- **INSTRUCTIONS FOR THE TASK**:
Every entry must be echoed exactly.

- **Data entries**:
==============================
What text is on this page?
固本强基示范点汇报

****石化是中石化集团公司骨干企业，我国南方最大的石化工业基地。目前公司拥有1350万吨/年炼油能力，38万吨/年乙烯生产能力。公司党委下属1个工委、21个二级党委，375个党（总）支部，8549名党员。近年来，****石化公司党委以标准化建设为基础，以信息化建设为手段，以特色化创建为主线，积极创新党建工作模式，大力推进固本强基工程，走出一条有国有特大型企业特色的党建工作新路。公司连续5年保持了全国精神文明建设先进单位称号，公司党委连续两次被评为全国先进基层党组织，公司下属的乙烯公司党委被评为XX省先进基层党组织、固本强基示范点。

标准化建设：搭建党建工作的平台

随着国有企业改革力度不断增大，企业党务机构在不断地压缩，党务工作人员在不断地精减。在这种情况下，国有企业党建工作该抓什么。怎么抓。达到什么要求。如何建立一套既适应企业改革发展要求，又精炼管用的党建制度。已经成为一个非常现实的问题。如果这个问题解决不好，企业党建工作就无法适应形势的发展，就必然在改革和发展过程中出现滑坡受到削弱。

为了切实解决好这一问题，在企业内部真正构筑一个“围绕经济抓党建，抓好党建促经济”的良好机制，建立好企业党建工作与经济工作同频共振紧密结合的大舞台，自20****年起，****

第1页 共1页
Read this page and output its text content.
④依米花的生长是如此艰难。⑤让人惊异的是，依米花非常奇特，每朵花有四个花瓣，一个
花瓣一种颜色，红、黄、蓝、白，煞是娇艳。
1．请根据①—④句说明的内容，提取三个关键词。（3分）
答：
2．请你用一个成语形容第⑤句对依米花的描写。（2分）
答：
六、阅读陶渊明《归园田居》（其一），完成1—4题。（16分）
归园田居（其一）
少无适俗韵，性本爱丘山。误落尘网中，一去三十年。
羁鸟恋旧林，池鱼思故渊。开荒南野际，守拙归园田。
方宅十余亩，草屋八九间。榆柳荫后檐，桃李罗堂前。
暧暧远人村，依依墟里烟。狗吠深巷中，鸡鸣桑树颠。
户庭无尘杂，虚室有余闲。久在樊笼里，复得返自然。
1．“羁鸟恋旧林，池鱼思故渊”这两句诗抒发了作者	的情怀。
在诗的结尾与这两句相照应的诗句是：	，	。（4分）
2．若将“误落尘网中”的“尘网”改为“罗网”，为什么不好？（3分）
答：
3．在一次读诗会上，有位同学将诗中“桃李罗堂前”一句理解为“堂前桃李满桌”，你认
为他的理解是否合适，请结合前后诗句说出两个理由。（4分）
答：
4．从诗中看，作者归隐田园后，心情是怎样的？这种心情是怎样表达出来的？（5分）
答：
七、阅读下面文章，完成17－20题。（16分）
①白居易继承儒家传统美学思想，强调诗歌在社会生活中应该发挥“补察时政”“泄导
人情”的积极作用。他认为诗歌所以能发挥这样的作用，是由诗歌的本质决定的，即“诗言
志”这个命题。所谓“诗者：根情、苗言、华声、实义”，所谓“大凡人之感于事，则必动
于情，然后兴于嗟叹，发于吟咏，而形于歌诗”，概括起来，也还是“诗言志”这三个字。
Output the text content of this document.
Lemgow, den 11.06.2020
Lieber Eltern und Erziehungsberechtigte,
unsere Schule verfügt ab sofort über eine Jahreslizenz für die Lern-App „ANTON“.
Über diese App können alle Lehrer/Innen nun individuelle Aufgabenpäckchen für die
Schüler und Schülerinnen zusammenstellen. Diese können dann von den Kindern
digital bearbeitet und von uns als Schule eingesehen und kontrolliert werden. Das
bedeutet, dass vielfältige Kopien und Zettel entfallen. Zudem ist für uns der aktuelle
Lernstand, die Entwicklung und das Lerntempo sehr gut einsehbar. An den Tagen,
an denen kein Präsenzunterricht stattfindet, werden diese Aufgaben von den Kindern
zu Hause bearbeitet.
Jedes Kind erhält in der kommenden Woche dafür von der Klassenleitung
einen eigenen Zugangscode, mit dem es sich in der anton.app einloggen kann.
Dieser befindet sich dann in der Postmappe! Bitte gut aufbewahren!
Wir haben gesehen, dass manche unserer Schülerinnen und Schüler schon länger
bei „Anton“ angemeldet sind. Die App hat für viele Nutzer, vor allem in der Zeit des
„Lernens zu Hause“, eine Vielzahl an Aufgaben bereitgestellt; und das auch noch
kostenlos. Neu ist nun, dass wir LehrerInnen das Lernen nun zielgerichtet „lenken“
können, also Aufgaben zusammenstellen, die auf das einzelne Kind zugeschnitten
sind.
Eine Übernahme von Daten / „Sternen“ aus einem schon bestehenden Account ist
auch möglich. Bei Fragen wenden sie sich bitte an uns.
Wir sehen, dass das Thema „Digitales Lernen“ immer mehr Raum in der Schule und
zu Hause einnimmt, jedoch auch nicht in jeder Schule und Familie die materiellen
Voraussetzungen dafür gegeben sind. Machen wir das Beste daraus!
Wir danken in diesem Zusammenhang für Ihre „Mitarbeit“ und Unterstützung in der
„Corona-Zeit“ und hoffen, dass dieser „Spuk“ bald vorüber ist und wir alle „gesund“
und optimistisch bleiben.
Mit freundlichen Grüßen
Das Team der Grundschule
==============================
- **TASK RESPONSE**:
What text is on this page?
固本强基示范点汇报

****石化是中石化集团公司骨干企业，我国南方最大的石化工业基地。目前公司拥有1350万吨/年炼油能力，38万吨/年乙烯生产能力。公司党委下属1个工委、21个二级党委，375个党（总）支部，8549名党员。近年来，****石化公司党委以标准化建设为基础，以信息化建设为手段，以特色化创建为主线，积极创新党建工作模式，大力推进固本强基工程，走出一条有国有特大型企业特色的党建工作新路。公司连续5年保持了全国精神文明建设先进单位称号，公司党委连续两次被评为全国先进基层党组织，公司下属的乙烯公司党委被评为XX省先进基层党组织、固本强基示范点。

标准化建设：搭建党建工作的平台

随着国有企业改革力度不断增大，企业党务机构在不断地压缩，党务工作人员在不断地精减。在这种情况下，国有企业党建工作该抓什么。怎么抓。达到什么要求。如何建立一套既适应企业改革发展要求，又精炼管用的党建制度。已经成为一个非常现实的问题。如果这个问题解决不好，企业党建工作就无法适应形势的发展，就必然在改革和发展过程中出现滑坡受到削弱。

为了切实解决好这一问题，在企业内部真正构筑一个“围绕经济抓党建，抓好党建促经济”的良好机制，建立好企业党建工作与经济工作同频共振紧密结合的大舞台，自20****年起，****

第1页 共1页
Read this page and output its text content.
④依米花的生长是如此艰难。⑤让人惊异的是，依米花非常奇特，每朵花有四个花瓣，一个
花瓣一种颜色，红、黄、蓝、白，煞是娇艳。
1．请根据①—④句说明的内容，提取三个关键词。（3分）
答：
2．请你用一个成语形容第⑤句对依米花的描写。（2分）
答：
六、阅读陶渊明《归园田居》（其一），完成1—4题。（16分）
归园田居（其一）
少无适俗韵，性本爱丘山。误落尘网中，一去三十年。
羁鸟恋旧林，池鱼思故渊。开荒南野际，守拙归园田。
方宅十余亩，草屋八九间。榆柳荫后檐，桃李罗堂前。
暧暧远人村，依依墟里烟。狗吠深巷中，鸡鸣桑树颠。
户庭无尘杂，虚室有余闲。久在樊笼里，复得返自然。
1．“羁鸟恋旧林，池鱼思故渊”这两句诗抒发了作者	的情怀。
在诗的结尾与这两句相照应的诗句是：	，	。（4分）
2．若将“误落尘网中”的“尘网”改为“罗网”，为什么不好？（3分）
答：
3．在一次读诗会上，有位同学将诗中“桃李罗堂前”一句理解为“堂前桃李满桌”，你认
为他的理解是否合适，请结合前后诗句说出两个理由。（4分）
答：
4．从诗中看，作者归隐田园后，心情是怎样的？这种心情是怎样表达出来的？（5分）
答：
七、阅读下面文章，完成17－20题。（16分）
①白居易继承儒家传统美学思想，强调诗歌在社会生活中应该发挥“补察时政”“泄导
人情”的积极作用。他认为诗歌所以能发挥这样的作用，是由诗歌的本质决定的，即“诗言
志”这个命题。所谓“诗者：根情、苗言、华声、实义”，所谓“大凡人之感于事，则必动
于情，然后兴于嗟叹，发于吟咏，而形于歌诗”，概括起来，也还是“诗言志”这三个字。
Output the text content of this document.
Lemgow, den 11.06.2020
Lieber Eltern und Erziehungsberechtigte,
unsere Schule verfügt ab sofort über eine Jahreslizenz für die Lern-App „ANTON“.
Über diese App können alle Lehrer/Innen nun individuelle Aufgabenpäckchen für die
Schüler und Schülerinnen zusammenstellen. Diese können dann von den Kindern
digital bearbeitet und von uns als Schule eingesehen und kontrolliert werden. Das
bedeutet, dass vielfältige Kopien und Zettel entfallen. Zudem ist für uns der aktuelle
Lernstand, die Entwicklung und das Lerntempo sehr gut einsehbar. An den Tagen,
an denen kein Präsenzunterricht stattfindet, werden diese Aufgaben von den Kindern
zu Hause bearbeitet.
Jedes Kind erhält in der kommenden Woche dafür von der Klassenleitung
einen eigenen Zugangscode, mit dem es sich in der anton.app einloggen kann.
Dieser befindet sich dann in der Postmappe! Bitte gut aufbewahren!
Wir haben gesehen, dass manche unserer Schülerinnen und Schüler schon länger
bei „Anton“ angemeldet sind. Die App hat für viele Nutzer, vor allem in der Zeit des
„Lernens zu Hause“, eine Vielzahl an Aufgaben bereitgestellt; und das auch noch
kostenlos. Neu ist nun, dass wir LehrerInnen das Lernen nun zielgerichtet „lenken“
können, also Aufgaben zusammenstellen, die auf das einzelne Kind zugeschnitten
sind.
Eine Übernahme von Daten / „Sternen“ aus einem schon bestehenden Account ist
auch möglich. Bei Fragen wenden sie sich bitte an uns.
Wir sehen, dass das Thema „Digitales Lernen“ immer mehr Raum in der Schule und
zu Hause einnimmt, jedoch auch nicht in jeder Schule und Familie die materiellen
Voraussetzungen dafür gegeben sind. Machen wir das Beste daraus!
Wir danken in diesem Zusammenhang für Ihre „Mitarbeit“ und Unterstützung in der
„Corona-Zeit“ und hoffen, dass dieser „Spuk“ bald vorüber ist und wir alle „gesund“
und optimistisch bleiben.
Mit freundlichen Grüßen
Das Team der Grundschule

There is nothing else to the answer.